Over the past year VR and 360 video technology have arrived on the scene officially, and many news and entertainment outlets are trying out the new technology. This has led to many new innovations in immersive storytelling and allowed for new stories to be told.
With the Summer Olympics taking place in Rio, FT has used VR to allow their viewers an inside look into some of the poorest parts of the city.
from TheMediaBriefing reports on the story, why FT used VR, and discusses the strategy with the FT's Weekend Magazine editor Natalie Whittle:
The FT's Weekend Magazine editor and editorial lead on the Hidden Cities project Natalie Whittle told TheMediaBriefing why 360 video was a good fit for the feature.
"We started in the Autumn of 2015 with Hidden Brussels, quickly followed by Hidden London, and then we've been working on this project for Hidden Rio and we'll have a fourth city before the end of 2016.
"We wanted to do something with this opportunity. We had to create a VR film that would be reaching a really wide audience and with the excitement around Rio it seemed like a great fit."
Good VR projects have to adhere to a number of visual storytelling rules that are very different to those of normal video. The first and most important rule is that, since the viewer has field of vision far beyond that of older video formats, the camera should be positioned to take advantage of that. There's no point to the much-vaunted 'presence' the medium enables if it isn't used. To that end, the FT worked with VR studio Visualise to ensure the story didn't waste the medium's potential.

# RECORDED INFORMATION
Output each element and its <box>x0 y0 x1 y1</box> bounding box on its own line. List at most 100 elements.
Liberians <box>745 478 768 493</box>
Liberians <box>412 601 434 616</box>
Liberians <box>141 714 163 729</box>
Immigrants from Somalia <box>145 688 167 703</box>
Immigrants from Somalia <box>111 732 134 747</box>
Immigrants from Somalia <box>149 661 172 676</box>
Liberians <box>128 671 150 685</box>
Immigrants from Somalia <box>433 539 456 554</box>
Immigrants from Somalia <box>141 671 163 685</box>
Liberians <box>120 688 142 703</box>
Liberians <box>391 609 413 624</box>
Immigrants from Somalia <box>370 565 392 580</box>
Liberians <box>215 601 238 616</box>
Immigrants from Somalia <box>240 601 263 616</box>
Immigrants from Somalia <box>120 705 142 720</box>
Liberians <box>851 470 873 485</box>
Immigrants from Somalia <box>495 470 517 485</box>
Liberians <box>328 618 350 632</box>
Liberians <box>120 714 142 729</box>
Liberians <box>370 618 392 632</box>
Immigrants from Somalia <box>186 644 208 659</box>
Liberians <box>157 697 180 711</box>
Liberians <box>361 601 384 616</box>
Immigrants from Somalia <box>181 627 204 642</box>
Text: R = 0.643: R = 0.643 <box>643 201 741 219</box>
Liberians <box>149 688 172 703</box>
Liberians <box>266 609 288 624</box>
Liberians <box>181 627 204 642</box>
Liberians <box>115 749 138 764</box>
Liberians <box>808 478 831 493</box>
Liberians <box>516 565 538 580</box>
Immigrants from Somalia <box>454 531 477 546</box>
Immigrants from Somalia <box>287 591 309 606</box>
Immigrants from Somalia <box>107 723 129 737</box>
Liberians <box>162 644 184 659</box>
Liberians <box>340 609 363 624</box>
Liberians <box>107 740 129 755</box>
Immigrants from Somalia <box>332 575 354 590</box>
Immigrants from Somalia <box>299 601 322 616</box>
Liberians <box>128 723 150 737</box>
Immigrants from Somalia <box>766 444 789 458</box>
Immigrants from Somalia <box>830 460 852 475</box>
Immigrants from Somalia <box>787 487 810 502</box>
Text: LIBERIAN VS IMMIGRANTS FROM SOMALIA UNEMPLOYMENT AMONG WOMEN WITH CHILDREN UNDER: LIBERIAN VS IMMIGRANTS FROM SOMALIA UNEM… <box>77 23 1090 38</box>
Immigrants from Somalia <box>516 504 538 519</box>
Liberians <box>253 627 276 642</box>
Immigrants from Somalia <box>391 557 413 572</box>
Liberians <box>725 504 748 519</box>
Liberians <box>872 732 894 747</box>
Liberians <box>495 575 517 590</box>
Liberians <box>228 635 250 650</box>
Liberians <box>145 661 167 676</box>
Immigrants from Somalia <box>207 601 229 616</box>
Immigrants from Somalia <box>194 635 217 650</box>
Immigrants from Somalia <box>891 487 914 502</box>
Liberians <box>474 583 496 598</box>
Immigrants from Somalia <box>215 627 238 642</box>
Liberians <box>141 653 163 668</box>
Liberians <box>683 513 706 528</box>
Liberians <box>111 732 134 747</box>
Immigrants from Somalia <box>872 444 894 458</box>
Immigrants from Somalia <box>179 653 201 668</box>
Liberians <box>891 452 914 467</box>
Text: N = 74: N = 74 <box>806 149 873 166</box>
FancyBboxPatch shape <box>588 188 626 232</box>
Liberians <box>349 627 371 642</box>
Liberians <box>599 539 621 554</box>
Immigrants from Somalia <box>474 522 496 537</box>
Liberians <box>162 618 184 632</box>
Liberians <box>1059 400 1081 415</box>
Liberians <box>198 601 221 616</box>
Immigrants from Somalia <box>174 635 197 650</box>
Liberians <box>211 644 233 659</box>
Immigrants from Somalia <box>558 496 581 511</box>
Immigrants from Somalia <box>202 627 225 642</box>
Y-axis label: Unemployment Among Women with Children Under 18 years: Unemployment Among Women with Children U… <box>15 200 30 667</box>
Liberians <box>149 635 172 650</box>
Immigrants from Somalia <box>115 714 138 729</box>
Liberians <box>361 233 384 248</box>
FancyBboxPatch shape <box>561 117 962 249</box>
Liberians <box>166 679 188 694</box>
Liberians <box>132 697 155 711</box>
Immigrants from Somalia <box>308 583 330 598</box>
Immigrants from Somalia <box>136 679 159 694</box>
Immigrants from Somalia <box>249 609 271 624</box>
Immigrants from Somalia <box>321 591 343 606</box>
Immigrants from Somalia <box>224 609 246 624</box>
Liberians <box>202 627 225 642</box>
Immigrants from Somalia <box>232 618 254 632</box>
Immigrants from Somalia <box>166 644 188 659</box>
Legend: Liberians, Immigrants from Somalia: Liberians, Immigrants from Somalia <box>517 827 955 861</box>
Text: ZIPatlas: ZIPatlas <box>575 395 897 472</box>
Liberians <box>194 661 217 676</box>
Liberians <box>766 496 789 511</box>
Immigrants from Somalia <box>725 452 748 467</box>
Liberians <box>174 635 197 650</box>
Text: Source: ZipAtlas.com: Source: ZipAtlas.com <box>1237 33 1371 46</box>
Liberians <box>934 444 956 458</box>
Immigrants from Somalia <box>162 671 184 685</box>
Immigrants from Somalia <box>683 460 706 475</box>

# THINGS TO DO
1 > List every Hidden Cities installment that the FT virtual reality article names by title.
2 > In the FT virtual reality article, which VR studio did the FT work with?
3 > Please print everything in the FT virtual reality article from "Over the past" down to "to be told.".
The items play no part in this work.

# ANSWERS TO THE EXERCISES
1 >
Hidden Brussels
Hidden London
Hidden Rio

2 > Visualise

3 >
Over the past year VR and 360 video technology have arrived on the scene officially, and many news and entertainment outlets are trying out the new technology. This has led to many new innovations in immersive storytelling and allowed for new stories to be told.